## Objective
The answer is a single number: how many lines hold the string "Aksionerlik".

Start The records

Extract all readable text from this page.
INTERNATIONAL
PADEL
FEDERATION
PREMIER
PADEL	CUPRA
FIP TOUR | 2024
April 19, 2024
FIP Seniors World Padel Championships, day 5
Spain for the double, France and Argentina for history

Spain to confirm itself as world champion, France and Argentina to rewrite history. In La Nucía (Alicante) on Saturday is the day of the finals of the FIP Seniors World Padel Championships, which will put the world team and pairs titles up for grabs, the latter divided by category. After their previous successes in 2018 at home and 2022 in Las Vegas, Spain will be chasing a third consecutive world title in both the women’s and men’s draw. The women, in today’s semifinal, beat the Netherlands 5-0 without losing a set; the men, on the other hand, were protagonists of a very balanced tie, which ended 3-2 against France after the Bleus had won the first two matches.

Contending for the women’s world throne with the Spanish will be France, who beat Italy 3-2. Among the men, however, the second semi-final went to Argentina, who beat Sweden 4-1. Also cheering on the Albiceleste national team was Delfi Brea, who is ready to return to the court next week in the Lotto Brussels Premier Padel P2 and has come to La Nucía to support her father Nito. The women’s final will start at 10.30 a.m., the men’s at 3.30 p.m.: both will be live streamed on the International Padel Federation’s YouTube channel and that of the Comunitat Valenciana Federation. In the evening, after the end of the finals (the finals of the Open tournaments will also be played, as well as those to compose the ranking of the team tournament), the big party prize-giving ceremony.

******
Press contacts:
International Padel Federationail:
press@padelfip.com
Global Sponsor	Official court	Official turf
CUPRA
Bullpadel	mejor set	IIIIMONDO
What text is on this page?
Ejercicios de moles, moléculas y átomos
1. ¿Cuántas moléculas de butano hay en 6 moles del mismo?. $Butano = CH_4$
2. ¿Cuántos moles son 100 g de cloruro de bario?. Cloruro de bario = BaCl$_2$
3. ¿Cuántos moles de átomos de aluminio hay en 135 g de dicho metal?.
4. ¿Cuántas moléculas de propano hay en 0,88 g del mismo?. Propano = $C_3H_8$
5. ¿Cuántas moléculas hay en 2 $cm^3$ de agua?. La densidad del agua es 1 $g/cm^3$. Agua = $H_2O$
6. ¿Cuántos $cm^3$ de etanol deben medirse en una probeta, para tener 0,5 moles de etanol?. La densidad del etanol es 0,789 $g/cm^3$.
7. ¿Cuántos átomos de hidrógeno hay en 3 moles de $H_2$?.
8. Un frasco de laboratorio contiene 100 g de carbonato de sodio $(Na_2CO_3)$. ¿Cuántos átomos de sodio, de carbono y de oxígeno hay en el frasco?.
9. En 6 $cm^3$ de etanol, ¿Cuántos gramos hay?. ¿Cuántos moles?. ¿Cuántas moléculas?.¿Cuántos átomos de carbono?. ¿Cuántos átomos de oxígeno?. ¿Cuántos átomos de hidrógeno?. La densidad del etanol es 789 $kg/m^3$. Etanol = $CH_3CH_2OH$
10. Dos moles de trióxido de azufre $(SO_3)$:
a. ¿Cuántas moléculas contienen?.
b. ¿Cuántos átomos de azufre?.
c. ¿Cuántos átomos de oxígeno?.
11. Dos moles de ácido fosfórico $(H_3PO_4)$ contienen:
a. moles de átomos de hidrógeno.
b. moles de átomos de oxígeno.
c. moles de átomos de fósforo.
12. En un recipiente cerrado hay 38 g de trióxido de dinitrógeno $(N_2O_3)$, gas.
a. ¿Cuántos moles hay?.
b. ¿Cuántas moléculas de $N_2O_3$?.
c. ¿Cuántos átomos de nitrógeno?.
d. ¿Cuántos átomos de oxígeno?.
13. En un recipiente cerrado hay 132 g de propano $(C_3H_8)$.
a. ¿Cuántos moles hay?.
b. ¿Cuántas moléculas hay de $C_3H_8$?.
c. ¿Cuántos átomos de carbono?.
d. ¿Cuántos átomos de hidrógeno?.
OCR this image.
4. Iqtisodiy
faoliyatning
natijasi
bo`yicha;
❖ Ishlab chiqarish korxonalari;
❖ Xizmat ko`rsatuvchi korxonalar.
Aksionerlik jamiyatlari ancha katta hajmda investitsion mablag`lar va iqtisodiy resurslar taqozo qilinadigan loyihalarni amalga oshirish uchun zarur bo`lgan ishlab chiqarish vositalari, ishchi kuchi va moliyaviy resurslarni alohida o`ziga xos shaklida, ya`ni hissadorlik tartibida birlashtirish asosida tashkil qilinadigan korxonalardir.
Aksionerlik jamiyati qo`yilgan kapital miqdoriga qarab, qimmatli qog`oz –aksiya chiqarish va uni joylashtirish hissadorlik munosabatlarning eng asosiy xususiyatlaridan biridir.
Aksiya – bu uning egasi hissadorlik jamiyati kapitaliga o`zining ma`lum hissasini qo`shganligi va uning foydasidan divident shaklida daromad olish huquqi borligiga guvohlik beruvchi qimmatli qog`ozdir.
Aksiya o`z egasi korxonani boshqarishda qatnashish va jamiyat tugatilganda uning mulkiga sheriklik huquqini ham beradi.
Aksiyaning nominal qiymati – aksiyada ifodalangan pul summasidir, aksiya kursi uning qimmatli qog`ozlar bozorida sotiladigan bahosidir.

End The records

## Written solution
2